Working data
+++
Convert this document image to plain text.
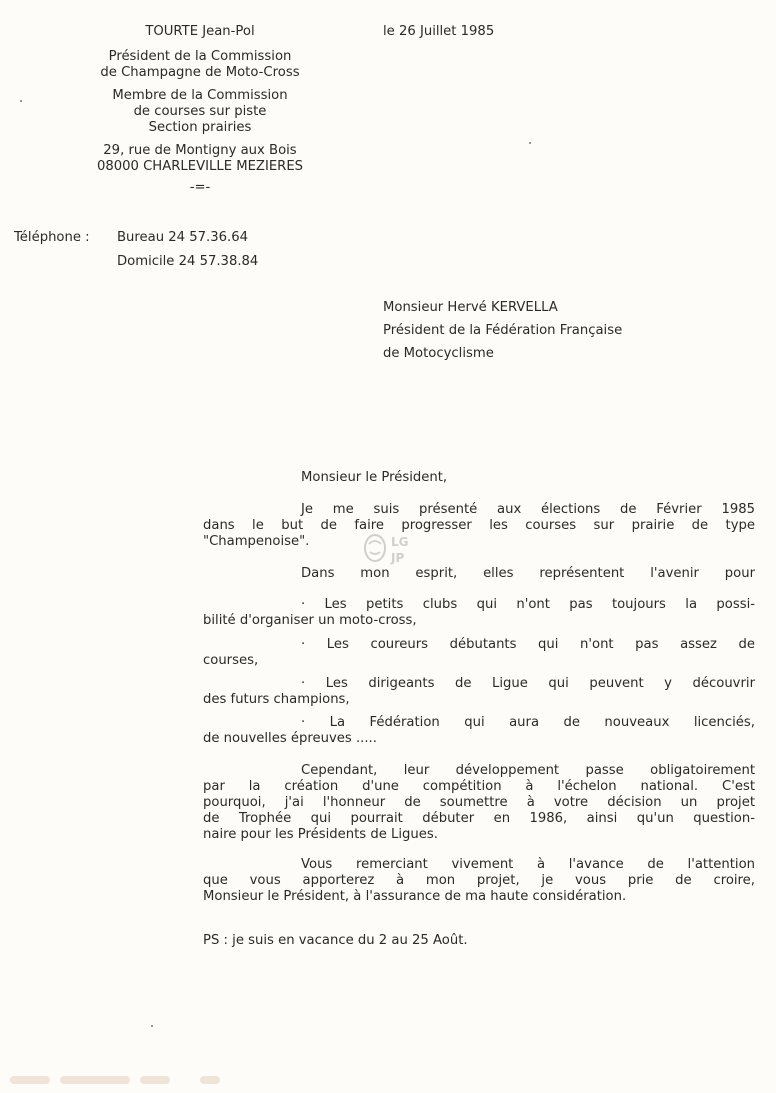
TOURTE Jean-Pol
Président de la Commission
de Champagne de Moto-Cross
Membre de la Commission
de courses sur piste
Section prairies
29, rue de Montigny aux Bois
08000 CHARLEVILLE MEZIERES
-=-
le 26 Juillet 1985
Téléphone : Bureau 24 57.36.64
Domicile 24 57.38.84
Monsieur Hervé KERVELLA
Président de la Fédération Française
de Motocyclisme
Monsieur le Président,
Je me suis présenté aux élections de Février 1985
dans le but de faire progresser les courses sur prairie de type
"Champenoise".	LG
JP
Dans mon esprit, elles représentent l'avenir pour
· Les petits clubs qui n'ont pas toujours la possi-
bilité d'organiser un moto-cross,
· Les coureurs débutants qui n'ont pas assez de
courses,
· Les dirigeants de Ligue qui peuvent y découvrir
des futurs champions,
· La Fédération qui aura de nouveaux licenciés,
de nouvelles épreuves .....
Cependant, leur développement passe obligatoirement
par la création d'une compétition à l'échelon national. C'est
pourquoi, j'ai l'honneur de soumettre à votre décision un projet
de Trophée qui pourrait débuter en 1986, ainsi qu'un question-
naire pour les Présidents de Ligues.
Vous remerciant vivement à l'avance de l'attention
que vous apporterez à mon projet, je vous prie de croire,
Monsieur le Président, à l'assurance de ma haute considération.
PS : je suis en vacance du 2 au 25 Août.
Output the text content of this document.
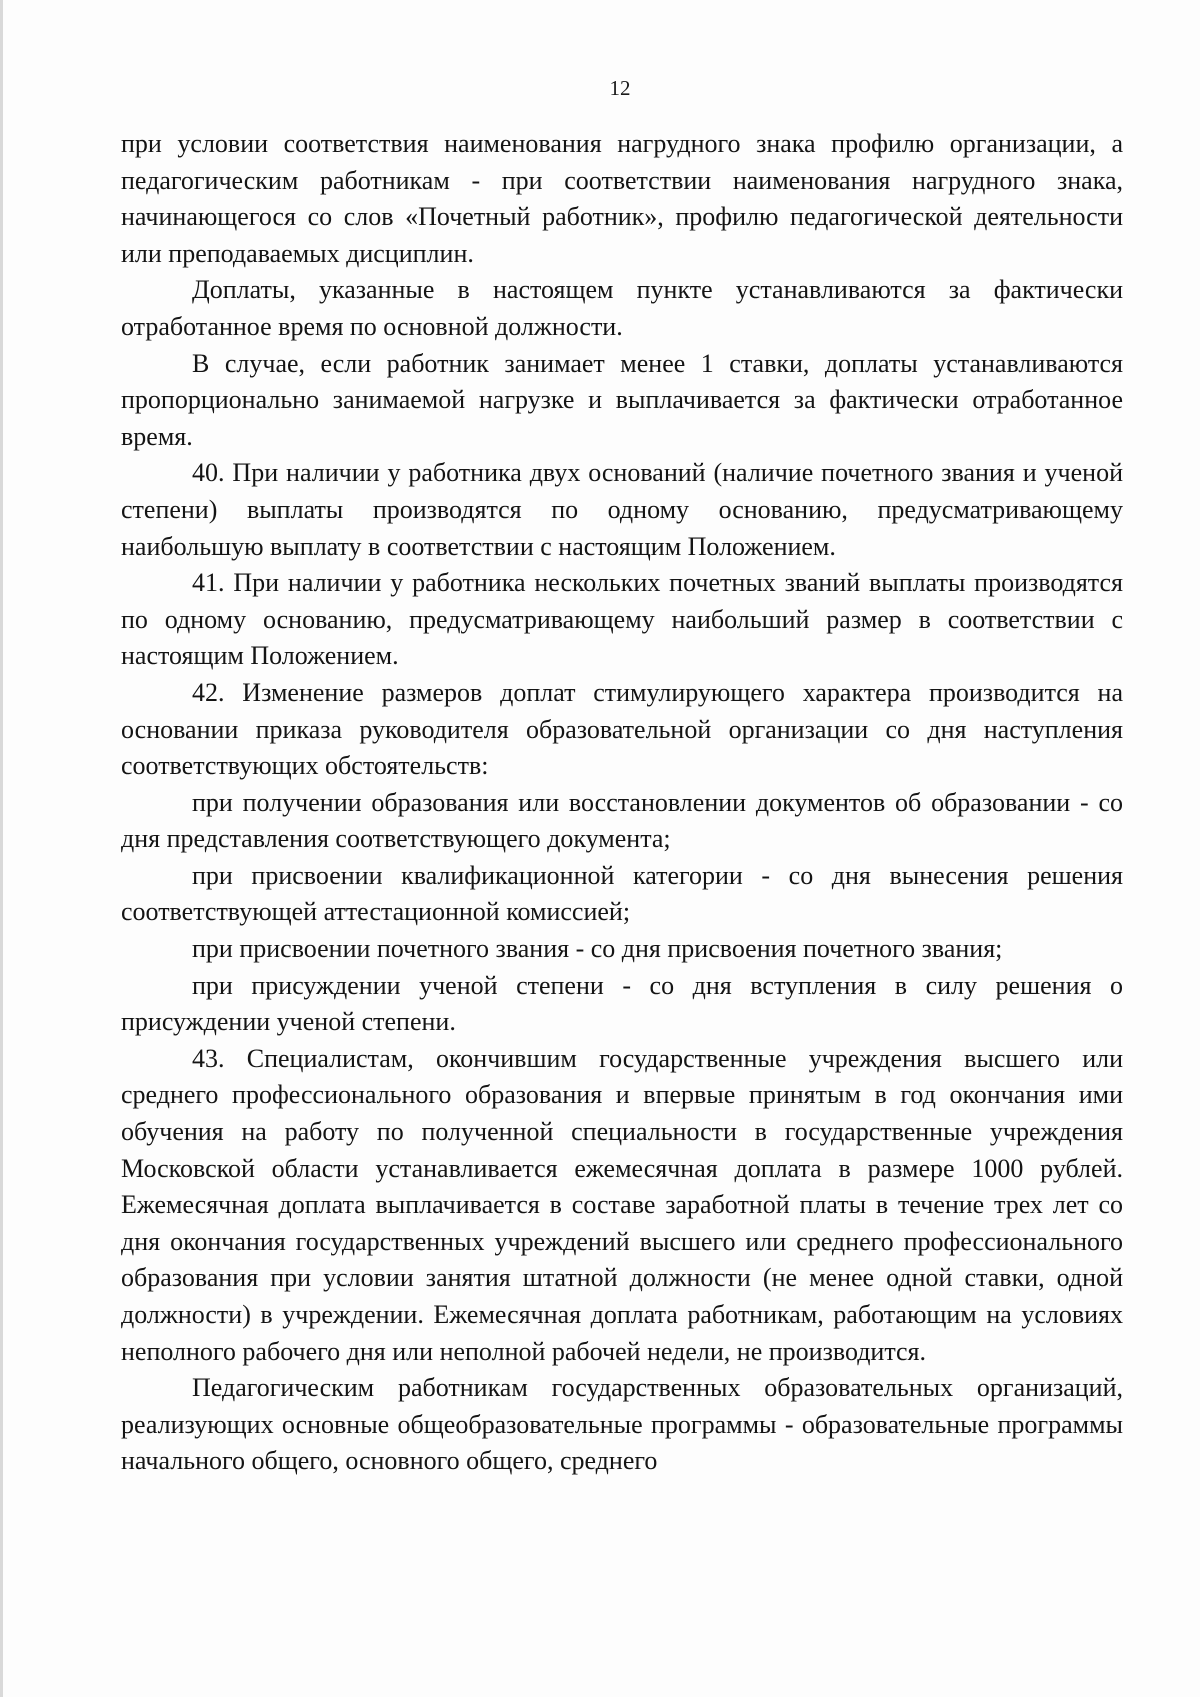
12

при условии соответствия наименования нагрудного знака профилю организации, а педагогическим работникам - при соответствии наименования нагрудного знака, начинающегося со слов «Почетный работник», профилю педагогической деятельности или преподаваемых дисциплин.

Доплаты, указанные в настоящем пункте устанавливаются за фактически отработанное время по основной должности.

В случае, если работник занимает менее 1 ставки, доплаты устанавливаются пропорционально занимаемой нагрузке и выплачивается за фактически отработанное время.

40. При наличии у работника двух оснований (наличие почетного звания и ученой степени) выплаты производятся по одному основанию, предусматривающему наибольшую выплату в соответствии с настоящим Положением.

41. При наличии у работника нескольких почетных званий выплаты производятся по одному основанию, предусматривающему наибольший размер в соответствии с настоящим Положением.

42. Изменение размеров доплат стимулирующего характера производится на основании приказа руководителя образовательной организации со дня наступления соответствующих обстоятельств:

при получении образования или восстановлении документов об образовании - со дня представления соответствующего документа;

при присвоении квалификационной категории - со дня вынесения решения соответствующей аттестационной комиссией;

при присвоении почетного звания - со дня присвоения почетного звания;

при присуждении ученой степени - со дня вступления в силу решения о присуждении ученой степени.

43. Специалистам, окончившим государственные учреждения высшего или среднего профессионального образования и впервые принятым в год окончания ими обучения на работу по полученной специальности в государственные учреждения Московской области устанавливается ежемесячная доплата в размере 1000 рублей. Ежемесячная доплата выплачивается в составе заработной платы в течение трех лет со дня окончания государственных учреждений высшего или среднего профессионального образования при условии занятия штатной должности (не менее одной ставки, одной должности) в учреждении. Ежемесячная доплата работникам, работающим на условиях неполного рабочего дня или неполной рабочей недели, не производится.

Педагогическим работникам государственных образовательных организаций, реализующих основные общеобразовательные программы - образовательные программы начального общего, основного общего, среднего
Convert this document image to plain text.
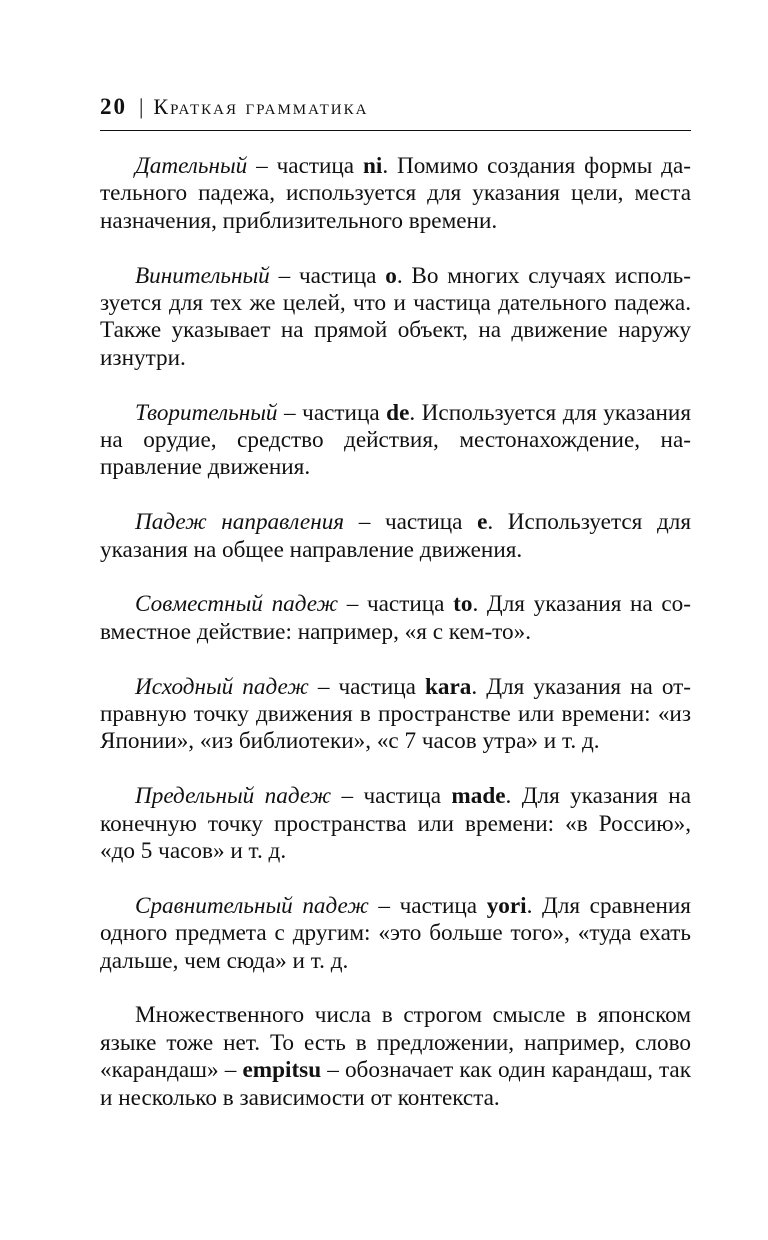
20 | Краткая грамматика

Дательный – частица ni. Помимо создания формы дательного падежа, используется для указания цели, места назначения, приблизительного времени.

Винительный – частица o. Во многих случаях используется для тех же целей, что и частица дательного падежа. Также указывает на прямой объект, на движение наружу изнутри.

Творительный – частица de. Используется для указания на орудие, средство действия, местонахождение, направление движения.

Падеж направления – частица e. Используется для указания на общее направление движения.

Совместный падеж – частица to. Для указания на совместное действие: например, «я с кем-то».

Исходный падеж – частица kara. Для указания на отправную точку движения в пространстве или времени: «из Японии», «из библиотеки», «с 7 часов утра» и т. д.

Предельный падеж – частица made. Для указания на конечную точку пространства или времени: «в Россию», «до 5 часов» и т. д.

Сравнительный падеж – частица yori. Для сравнения одного предмета с другим: «это больше того», «туда ехать дальше, чем сюда» и т. д.

Множественного числа в строгом смысле в японском языке тоже нет. То есть в предложении, например, слово «карандаш» – empitsu – обозначает как один карандаш, так и несколько в зависимости от контекста.
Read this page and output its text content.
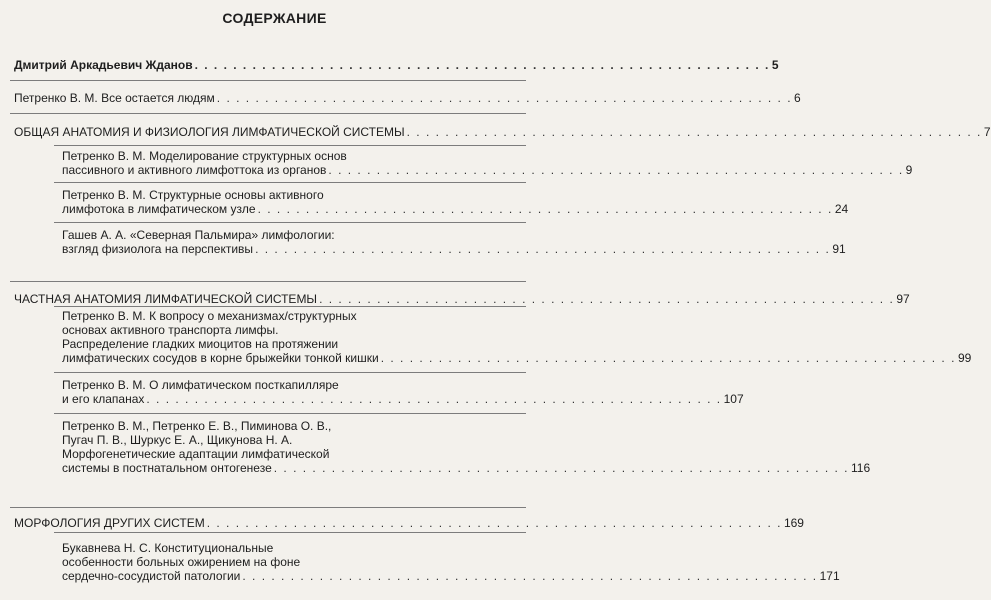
СОДЕРЖАНИЕ
Дмитрий Аркадьевич Жданов . . . . . . . . . . . . . . . . . . . . . . . . . . . . . . . . . . . . . . . . . . . . . . . . . . . . . . . . . . . . 5
Петренко В. М. Все остается людям . . . . . . . . . . . . . . . . . . . . . . . . . . . . . . . . . . . . . . . . . . . . . . . . . . . . . . . . . . . . 6
ОБЩАЯ АНАТОМИЯ И ФИЗИОЛОГИЯ ЛИМФАТИЧЕСКОЙ СИСТЕМЫ . . . . . . . . . . . . . . . . . . . . . . . . . . . . . . . . . . . . . . . . . . . . . . . . . . . . . . . . . . . . 7
Петренко В. М. Моделирование структурных основ
пассивного и активного лимфоттока из органов . . . . . . . . . . . . . . . . . . . . . . . . . . . . . . . . . . . . . . . . . . . . . . . . . . . . . . . . . . . . 9
Петренко В. М. Структурные основы активного
лимфотока в лимфатическом узле . . . . . . . . . . . . . . . . . . . . . . . . . . . . . . . . . . . . . . . . . . . . . . . . . . . . . . . . . . . . 24
Гашев А. А. «Северная Пальмира» лимфологии:
взгляд физиолога на перспективы . . . . . . . . . . . . . . . . . . . . . . . . . . . . . . . . . . . . . . . . . . . . . . . . . . . . . . . . . . . . 91
ЧАСТНАЯ АНАТОМИЯ ЛИМФАТИЧЕСКОЙ СИСТЕМЫ . . . . . . . . . . . . . . . . . . . . . . . . . . . . . . . . . . . . . . . . . . . . . . . . . . . . . . . . . . . . 97
Петренко В. М. К вопросу о механизмах/структурных
основах активного транспорта лимфы.
Распределение гладких миоцитов на протяжении
лимфатических сосудов в корне брыжейки тонкой кишки . . . . . . . . . . . . . . . . . . . . . . . . . . . . . . . . . . . . . . . . . . . . . . . . . . . . . . . . . . . . 99
Петренко В. М. О лимфатическом посткапилляре
и его клапанах . . . . . . . . . . . . . . . . . . . . . . . . . . . . . . . . . . . . . . . . . . . . . . . . . . . . . . . . . . . . 107
Петренко В. М., Петренко Е. В., Пиминова О. В.,
Пугач П. В., Шуркус Е. А., Щикунова Н. А.
Морфогенетические адаптации лимфатической
системы в постнатальном онтогенезе . . . . . . . . . . . . . . . . . . . . . . . . . . . . . . . . . . . . . . . . . . . . . . . . . . . . . . . . . . . . 116
МОРФОЛОГИЯ ДРУГИХ СИСТЕМ . . . . . . . . . . . . . . . . . . . . . . . . . . . . . . . . . . . . . . . . . . . . . . . . . . . . . . . . . . . . 169
Букавнева Н. С. Конституциональные
особенности больных ожирением на фоне
сердечно-сосудистой патологии . . . . . . . . . . . . . . . . . . . . . . . . . . . . . . . . . . . . . . . . . . . . . . . . . . . . . . . . . . . . 171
+++
What the task requires
Using the records above, find and show each line with the string "text".

Written solution
Convert this document image to plain text.
Output the text content of this document.
Convert this document image to plain text.
Read this page and output its text content.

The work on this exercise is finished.